Nothing may be dropped or altered: reproduce all the data.

# STORED RECORDS:
————

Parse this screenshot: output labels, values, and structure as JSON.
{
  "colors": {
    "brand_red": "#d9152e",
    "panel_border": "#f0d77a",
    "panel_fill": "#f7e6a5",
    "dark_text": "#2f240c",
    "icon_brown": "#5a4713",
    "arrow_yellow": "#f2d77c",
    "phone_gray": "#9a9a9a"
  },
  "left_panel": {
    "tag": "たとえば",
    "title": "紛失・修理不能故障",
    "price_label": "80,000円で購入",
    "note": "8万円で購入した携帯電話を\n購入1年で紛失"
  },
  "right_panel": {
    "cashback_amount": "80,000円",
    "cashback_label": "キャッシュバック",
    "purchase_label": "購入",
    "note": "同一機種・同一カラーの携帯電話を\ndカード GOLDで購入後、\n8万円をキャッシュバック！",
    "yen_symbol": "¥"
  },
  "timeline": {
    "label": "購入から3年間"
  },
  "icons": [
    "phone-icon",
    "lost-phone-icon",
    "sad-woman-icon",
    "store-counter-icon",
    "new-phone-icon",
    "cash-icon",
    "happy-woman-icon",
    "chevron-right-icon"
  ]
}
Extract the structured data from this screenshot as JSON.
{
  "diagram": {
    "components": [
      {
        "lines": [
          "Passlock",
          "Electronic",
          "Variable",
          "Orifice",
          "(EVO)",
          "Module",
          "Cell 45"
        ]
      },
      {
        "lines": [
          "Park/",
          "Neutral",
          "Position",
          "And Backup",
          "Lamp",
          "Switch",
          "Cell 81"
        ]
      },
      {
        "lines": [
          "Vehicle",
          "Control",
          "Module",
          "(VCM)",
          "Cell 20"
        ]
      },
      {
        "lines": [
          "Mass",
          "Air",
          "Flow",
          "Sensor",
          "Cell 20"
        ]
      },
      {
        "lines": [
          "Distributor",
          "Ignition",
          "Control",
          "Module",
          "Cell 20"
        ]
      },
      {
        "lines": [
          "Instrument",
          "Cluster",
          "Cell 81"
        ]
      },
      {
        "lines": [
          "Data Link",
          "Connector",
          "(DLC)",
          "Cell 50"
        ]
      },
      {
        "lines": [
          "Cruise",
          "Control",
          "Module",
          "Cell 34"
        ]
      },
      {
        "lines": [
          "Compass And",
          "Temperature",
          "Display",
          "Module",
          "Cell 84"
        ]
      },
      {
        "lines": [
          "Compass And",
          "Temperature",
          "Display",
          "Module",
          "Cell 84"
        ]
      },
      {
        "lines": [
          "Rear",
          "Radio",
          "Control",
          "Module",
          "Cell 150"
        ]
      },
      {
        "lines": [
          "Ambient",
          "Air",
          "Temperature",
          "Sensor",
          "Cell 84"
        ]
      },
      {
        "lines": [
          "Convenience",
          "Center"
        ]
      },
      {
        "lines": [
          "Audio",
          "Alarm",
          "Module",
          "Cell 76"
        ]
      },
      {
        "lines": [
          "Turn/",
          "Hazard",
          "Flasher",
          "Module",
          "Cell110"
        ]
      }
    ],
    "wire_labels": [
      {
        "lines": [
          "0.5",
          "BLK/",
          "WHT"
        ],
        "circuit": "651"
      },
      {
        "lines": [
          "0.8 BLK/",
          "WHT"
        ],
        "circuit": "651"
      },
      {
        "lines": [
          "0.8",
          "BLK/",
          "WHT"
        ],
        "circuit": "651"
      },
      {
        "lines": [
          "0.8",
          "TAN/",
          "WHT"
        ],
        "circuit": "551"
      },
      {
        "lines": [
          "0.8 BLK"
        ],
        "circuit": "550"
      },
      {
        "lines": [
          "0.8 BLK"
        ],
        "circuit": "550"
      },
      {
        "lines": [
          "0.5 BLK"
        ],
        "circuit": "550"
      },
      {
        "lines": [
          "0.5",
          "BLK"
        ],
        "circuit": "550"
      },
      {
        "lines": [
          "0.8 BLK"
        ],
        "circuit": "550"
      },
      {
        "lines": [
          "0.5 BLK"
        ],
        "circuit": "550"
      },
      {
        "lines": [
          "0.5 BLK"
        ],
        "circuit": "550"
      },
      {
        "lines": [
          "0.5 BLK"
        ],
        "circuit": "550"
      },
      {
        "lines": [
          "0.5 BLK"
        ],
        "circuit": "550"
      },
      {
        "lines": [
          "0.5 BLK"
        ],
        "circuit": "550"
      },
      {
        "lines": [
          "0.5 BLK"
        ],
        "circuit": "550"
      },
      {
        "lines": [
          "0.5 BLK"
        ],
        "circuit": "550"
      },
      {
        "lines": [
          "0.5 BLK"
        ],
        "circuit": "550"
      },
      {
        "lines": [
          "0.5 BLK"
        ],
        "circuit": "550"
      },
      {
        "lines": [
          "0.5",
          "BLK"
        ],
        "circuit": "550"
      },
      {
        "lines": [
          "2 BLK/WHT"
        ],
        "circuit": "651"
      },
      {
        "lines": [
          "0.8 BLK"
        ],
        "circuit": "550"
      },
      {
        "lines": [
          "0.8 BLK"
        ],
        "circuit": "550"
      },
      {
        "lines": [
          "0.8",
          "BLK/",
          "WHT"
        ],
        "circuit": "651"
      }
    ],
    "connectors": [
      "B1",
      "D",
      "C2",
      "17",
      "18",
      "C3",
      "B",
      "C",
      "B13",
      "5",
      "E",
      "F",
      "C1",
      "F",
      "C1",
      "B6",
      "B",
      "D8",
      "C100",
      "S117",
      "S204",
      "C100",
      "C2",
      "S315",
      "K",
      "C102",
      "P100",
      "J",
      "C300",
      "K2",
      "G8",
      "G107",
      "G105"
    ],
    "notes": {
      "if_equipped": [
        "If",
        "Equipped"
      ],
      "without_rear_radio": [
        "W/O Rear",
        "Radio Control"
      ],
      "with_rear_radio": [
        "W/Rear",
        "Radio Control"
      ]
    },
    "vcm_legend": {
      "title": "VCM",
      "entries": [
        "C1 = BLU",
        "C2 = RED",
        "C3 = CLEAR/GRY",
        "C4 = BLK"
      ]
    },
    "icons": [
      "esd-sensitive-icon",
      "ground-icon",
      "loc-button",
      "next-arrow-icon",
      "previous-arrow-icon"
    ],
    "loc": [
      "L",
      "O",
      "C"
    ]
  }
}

————

# ANSWER TO THE PROBLEM:
Parse this screenshot: output labels, values, and structure as JSON.
{
  "colors": {
    "brand_red": "#d9152e",
    "panel_border": "#f0d77a",
    "panel_fill": "#f7e6a5",
    "dark_text": "#2f240c",
    "icon_brown": "#5a4713",
    "arrow_yellow": "#f2d77c",
    "phone_gray": "#9a9a9a"
  },
  "left_panel": {
    "tag": "たとえば",
    "title": "紛失・修理不能故障",
    "price_label": "80,000円で購入",
    "note": "8万円で購入した携帯電話を\n購入1年で紛失"
  },
  "right_panel": {
    "cashback_amount": "80,000円",
    "cashback_label": "キャッシュバック",
    "purchase_label": "購入",
    "note": "同一機種・同一カラーの携帯電話を\ndカード GOLDで購入後、\n8万円をキャッシュバック！",
    "yen_symbol": "¥"
  },
  "timeline": {
    "label": "購入から3年間"
  },
  "icons": [
    "phone-icon",
    "lost-phone-icon",
    "sad-woman-icon",
    "store-counter-icon",
    "new-phone-icon",
    "cash-icon",
    "happy-woman-icon",
    "chevron-right-icon"
  ]
}
Extract the structured data from this screenshot as JSON.
{
  "diagram": {
    "components": [
      {
        "lines": [
          "Passlock",
          "Electronic",
          "Variable",
          "Orifice",
          "(EVO)",
          "Module",
          "Cell 45"
        ]
      },
      {
        "lines": [
          "Park/",
          "Neutral",
          "Position",
          "And Backup",
          "Lamp",
          "Switch",
          "Cell 81"
        ]
      },
      {
        "lines": [
          "Vehicle",
          "Control",
          "Module",
          "(VCM)",
          "Cell 20"
        ]
      },
      {
        "lines": [
          "Mass",
          "Air",
          "Flow",
          "Sensor",
          "Cell 20"
        ]
      },
      {
        "lines": [
          "Distributor",
          "Ignition",
          "Control",
          "Module",
          "Cell 20"
        ]
      },
      {
        "lines": [
          "Instrument",
          "Cluster",
          "Cell 81"
        ]
      },
      {
        "lines": [
          "Data Link",
          "Connector",
          "(DLC)",
          "Cell 50"
        ]
      },
      {
        "lines": [
          "Cruise",
          "Control",
          "Module",
          "Cell 34"
        ]
      },
      {
        "lines": [
          "Compass And",
          "Temperature",
          "Display",
          "Module",
          "Cell 84"
        ]
      },
      {
        "lines": [
          "Compass And",
          "Temperature",
          "Display",
          "Module",
          "Cell 84"
        ]
      },
      {
        "lines": [
          "Rear",
          "Radio",
          "Control",
          "Module",
          "Cell 150"
        ]
      },
      {
        "lines": [
          "Ambient",
          "Air",
          "Temperature",
          "Sensor",
          "Cell 84"
        ]
      },
      {
        "lines": [
          "Convenience",
          "Center"
        ]
      },
      {
        "lines": [
          "Audio",
          "Alarm",
          "Module",
          "Cell 76"
        ]
      },
      {
        "lines": [
          "Turn/",
          "Hazard",
          "Flasher",
          "Module",
          "Cell110"
        ]
      }
    ],
    "wire_labels": [
      {
        "lines": [
          "0.5",
          "BLK/",
          "WHT"
        ],
        "circuit": "651"
      },
      {
        "lines": [
          "0.8 BLK/",
          "WHT"
        ],
        "circuit": "651"
      },
      {
        "lines": [
          "0.8",
          "BLK/",
          "WHT"
        ],
        "circuit": "651"
      },
      {
        "lines": [
          "0.8",
          "TAN/",
          "WHT"
        ],
        "circuit": "551"
      },
      {
        "lines": [
          "0.8 BLK"
        ],
        "circuit": "550"
      },
      {
        "lines": [
          "0.8 BLK"
        ],
        "circuit": "550"
      },
      {
        "lines": [
          "0.5 BLK"
        ],
        "circuit": "550"
      },
      {
        "lines": [
          "0.5",
          "BLK"
        ],
        "circuit": "550"
      },
      {
        "lines": [
          "0.8 BLK"
        ],
        "circuit": "550"
      },
      {
        "lines": [
          "0.5 BLK"
        ],
        "circuit": "550"
      },
      {
        "lines": [
          "0.5 BLK"
        ],
        "circuit": "550"
      },
      {
        "lines": [
          "0.5 BLK"
        ],
        "circuit": "550"
      },
      {
        "lines": [
          "0.5 BLK"
        ],
        "circuit": "550"
      },
      {
        "lines": [
          "0.5 BLK"
        ],
        "circuit": "550"
      },
      {
        "lines": [
          "0.5 BLK"
        ],
        "circuit": "550"
      },
      {
        "lines": [
          "0.5 BLK"
        ],
        "circuit": "550"
      },
      {
        "lines": [
          "0.5 BLK"
        ],
        "circuit": "550"
      },
      {
        "lines": [
          "0.5 BLK"
        ],
        "circuit": "550"
      },
      {
        "lines": [
          "0.5",
          "BLK"
        ],
        "circuit": "550"
      },
      {
        "lines": [
          "2 BLK/WHT"
        ],
        "circuit": "651"
      },
      {
        "lines": [
          "0.8 BLK"
        ],
        "circuit": "550"
      },
      {
        "lines": [
          "0.8 BLK"
        ],
        "circuit": "550"
      },
      {
        "lines": [
          "0.8",
          "BLK/",
          "WHT"
        ],
        "circuit": "651"
      }
    ],
    "connectors": [
      "B1",
      "D",
      "C2",
      "17",
      "18",
      "C3",
      "B",
      "C",
      "B13",
      "5",
      "E",
      "F",
      "C1",
      "F",
      "C1",
      "B6",
      "B",
      "D8",
      "C100",
      "S117",
      "S204",
      "C100",
      "C2",
      "S315",
      "K",
      "C102",
      "P100",
      "J",
      "C300",
      "K2",
      "G8",
      "G107",
      "G105"
    ],
    "notes": {
      "if_equipped": [
        "If",
        "Equipped"
      ],
      "without_rear_radio": [
        "W/O Rear",
        "Radio Control"
      ],
      "with_rear_radio": [
        "W/Rear",
        "Radio Control"
      ]
    },
    "vcm_legend": {
      "title": "VCM",
      "entries": [
        "C1 = BLU",
        "C2 = RED",
        "C3 = CLEAR/GRY",
        "C4 = BLK"
      ]
    },
    "icons": [
      "esd-sensitive-icon",
      "ground-icon",
      "loc-button",
      "next-arrow-icon",
      "previous-arrow-icon"
    ],
    "loc": [
      "L",
      "O",
      "C"
    ]
  }
}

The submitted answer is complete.